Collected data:
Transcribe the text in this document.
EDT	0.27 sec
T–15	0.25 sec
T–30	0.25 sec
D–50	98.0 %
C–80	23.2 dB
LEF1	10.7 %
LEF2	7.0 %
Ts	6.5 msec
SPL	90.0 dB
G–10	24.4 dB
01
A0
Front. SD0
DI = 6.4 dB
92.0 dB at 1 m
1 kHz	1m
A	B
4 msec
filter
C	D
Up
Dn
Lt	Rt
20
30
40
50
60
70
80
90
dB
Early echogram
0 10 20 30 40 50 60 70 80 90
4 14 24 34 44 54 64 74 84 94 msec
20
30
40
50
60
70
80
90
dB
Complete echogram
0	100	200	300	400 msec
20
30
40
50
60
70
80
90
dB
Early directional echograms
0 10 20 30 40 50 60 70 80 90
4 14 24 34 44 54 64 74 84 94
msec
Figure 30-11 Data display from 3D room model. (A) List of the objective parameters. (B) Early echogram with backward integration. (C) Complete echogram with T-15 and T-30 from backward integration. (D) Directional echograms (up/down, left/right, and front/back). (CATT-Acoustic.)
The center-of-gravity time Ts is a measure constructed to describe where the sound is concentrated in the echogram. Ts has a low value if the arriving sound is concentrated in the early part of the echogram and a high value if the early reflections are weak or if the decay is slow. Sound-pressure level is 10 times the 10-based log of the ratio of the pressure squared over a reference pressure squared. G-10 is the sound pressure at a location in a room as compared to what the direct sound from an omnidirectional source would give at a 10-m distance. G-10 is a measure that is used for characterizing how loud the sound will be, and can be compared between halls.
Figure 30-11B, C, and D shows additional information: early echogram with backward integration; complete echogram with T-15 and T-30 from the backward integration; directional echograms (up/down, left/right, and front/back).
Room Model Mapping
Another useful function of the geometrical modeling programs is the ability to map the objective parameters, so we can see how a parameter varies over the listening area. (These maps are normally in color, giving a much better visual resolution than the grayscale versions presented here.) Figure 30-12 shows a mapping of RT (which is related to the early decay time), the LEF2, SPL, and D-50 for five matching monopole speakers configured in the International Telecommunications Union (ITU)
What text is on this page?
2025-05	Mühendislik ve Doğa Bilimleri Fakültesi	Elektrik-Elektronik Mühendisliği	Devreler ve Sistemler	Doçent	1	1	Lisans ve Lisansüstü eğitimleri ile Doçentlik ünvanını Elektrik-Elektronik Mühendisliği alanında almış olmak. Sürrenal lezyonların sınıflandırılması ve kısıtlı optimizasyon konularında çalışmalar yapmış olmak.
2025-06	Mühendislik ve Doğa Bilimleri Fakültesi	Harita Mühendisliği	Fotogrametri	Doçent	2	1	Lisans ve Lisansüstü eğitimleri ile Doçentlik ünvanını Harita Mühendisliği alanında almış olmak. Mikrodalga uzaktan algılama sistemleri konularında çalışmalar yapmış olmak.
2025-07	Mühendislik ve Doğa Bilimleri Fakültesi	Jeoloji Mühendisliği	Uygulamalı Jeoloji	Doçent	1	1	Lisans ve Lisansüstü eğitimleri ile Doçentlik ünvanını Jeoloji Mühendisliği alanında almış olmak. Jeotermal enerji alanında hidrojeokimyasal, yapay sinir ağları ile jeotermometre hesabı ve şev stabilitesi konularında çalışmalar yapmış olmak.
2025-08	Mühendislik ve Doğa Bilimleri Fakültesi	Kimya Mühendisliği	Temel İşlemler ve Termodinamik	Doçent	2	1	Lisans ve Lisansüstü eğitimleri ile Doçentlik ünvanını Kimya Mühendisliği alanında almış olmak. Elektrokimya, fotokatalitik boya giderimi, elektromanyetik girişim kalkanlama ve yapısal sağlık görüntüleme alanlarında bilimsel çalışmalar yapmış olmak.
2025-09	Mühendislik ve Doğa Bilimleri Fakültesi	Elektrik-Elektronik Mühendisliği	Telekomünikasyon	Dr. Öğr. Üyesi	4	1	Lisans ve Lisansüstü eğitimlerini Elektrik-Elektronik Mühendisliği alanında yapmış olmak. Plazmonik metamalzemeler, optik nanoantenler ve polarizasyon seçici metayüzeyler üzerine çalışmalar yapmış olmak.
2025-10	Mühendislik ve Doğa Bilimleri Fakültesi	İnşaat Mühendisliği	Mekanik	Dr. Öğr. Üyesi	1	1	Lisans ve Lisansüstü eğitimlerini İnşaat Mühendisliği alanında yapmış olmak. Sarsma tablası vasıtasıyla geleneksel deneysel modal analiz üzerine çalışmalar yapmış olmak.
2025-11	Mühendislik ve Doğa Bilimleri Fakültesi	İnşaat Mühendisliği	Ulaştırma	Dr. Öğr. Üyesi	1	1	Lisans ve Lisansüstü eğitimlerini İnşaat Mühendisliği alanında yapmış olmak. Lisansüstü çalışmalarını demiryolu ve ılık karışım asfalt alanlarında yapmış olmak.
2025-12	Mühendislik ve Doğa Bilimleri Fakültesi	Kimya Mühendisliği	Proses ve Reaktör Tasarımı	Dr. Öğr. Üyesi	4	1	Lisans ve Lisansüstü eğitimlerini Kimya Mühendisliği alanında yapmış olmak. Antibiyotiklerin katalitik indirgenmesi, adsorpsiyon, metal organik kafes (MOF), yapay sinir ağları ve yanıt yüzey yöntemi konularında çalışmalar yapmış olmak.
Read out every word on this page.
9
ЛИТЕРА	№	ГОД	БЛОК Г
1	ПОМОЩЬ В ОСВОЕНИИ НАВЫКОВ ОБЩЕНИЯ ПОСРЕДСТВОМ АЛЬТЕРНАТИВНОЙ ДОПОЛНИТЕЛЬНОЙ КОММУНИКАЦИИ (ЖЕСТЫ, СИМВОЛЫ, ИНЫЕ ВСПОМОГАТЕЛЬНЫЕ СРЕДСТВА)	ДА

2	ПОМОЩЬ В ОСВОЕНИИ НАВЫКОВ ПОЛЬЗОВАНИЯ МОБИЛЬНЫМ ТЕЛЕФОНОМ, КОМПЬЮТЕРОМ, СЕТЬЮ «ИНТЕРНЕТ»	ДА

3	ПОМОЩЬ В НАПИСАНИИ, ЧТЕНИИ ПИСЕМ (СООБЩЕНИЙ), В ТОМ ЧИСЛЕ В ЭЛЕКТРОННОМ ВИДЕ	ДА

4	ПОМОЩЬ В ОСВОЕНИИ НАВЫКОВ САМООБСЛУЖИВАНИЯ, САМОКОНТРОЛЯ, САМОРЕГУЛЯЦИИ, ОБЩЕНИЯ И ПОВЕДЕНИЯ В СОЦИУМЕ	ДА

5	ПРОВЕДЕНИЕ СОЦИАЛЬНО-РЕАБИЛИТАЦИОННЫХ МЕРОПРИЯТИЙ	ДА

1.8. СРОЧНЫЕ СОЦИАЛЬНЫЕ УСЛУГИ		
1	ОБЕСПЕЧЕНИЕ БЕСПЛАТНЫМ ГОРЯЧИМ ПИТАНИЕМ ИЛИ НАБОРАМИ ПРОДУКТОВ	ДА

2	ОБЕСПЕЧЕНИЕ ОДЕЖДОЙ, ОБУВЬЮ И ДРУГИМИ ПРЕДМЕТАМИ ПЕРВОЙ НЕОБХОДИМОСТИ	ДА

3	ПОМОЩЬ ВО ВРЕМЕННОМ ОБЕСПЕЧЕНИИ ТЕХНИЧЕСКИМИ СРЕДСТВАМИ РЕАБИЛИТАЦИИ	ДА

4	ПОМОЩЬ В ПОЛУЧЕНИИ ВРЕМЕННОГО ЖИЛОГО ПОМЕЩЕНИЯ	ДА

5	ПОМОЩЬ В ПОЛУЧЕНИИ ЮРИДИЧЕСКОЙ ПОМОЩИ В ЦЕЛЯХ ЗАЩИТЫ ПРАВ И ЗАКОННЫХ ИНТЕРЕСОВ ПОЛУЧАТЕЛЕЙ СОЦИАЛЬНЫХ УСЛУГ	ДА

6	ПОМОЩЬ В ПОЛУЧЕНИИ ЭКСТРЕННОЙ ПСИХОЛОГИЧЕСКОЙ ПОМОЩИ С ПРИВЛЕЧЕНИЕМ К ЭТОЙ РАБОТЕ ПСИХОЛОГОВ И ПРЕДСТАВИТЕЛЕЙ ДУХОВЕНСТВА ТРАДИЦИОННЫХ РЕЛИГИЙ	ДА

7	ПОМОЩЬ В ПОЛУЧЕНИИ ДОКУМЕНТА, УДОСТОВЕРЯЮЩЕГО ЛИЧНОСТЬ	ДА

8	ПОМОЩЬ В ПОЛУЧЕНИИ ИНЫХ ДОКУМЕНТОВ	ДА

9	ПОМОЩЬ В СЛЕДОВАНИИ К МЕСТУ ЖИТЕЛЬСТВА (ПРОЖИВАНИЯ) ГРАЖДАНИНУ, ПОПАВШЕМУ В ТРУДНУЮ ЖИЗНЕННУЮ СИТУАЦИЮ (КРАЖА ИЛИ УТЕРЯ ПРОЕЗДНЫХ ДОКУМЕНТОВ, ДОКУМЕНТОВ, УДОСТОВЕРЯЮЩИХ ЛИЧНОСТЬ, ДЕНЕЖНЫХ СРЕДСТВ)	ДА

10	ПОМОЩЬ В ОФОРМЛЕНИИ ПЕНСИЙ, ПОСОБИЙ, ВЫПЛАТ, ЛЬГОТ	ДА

Do this>
State, as a number only, how many lines in the entries include "Elektrik".

The answer>
2